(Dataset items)
——
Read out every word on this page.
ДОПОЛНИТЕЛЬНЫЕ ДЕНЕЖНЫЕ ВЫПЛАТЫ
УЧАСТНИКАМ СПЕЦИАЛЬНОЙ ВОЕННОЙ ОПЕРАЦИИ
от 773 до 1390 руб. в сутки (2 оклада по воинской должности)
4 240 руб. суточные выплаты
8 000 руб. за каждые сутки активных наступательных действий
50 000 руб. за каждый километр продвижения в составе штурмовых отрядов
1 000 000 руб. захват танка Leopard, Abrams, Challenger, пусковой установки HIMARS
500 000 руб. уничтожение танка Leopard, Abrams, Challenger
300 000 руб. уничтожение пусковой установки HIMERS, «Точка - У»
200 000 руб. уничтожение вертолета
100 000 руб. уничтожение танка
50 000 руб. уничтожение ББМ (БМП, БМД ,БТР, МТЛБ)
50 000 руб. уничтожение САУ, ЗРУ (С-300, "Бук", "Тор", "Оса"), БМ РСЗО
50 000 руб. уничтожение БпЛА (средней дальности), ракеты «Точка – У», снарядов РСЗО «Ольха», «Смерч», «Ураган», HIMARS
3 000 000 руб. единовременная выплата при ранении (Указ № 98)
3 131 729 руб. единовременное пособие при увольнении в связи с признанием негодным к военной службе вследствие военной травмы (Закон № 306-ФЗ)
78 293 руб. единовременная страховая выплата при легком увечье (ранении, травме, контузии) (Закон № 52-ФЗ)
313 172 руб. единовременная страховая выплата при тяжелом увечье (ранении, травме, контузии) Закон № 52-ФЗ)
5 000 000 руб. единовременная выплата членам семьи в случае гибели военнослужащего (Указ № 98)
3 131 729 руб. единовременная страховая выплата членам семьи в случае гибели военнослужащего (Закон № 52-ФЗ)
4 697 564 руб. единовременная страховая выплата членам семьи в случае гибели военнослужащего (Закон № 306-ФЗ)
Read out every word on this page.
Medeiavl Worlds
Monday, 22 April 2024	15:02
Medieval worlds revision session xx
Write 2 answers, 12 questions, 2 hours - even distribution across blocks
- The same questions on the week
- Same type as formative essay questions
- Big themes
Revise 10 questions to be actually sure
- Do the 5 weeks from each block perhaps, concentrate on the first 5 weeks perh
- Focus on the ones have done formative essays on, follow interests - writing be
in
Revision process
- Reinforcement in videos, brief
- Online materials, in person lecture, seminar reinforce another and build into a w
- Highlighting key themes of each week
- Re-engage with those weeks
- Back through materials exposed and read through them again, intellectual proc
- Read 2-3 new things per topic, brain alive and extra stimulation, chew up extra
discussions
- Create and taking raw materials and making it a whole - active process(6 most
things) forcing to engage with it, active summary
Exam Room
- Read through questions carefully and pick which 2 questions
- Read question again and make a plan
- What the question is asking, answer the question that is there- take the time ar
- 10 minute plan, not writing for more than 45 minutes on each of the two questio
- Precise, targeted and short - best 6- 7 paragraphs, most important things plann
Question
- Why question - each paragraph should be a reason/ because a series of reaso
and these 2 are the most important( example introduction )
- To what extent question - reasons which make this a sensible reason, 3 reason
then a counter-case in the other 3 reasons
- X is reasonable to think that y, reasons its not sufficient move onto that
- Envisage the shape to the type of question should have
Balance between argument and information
——
--- TO BE DONE ---
Pull every line containing the word "themes" out of the entries above.

--- SOLUTION FOR THIS EXERCISE ---
- Big themes
- Highlighting key themes of each week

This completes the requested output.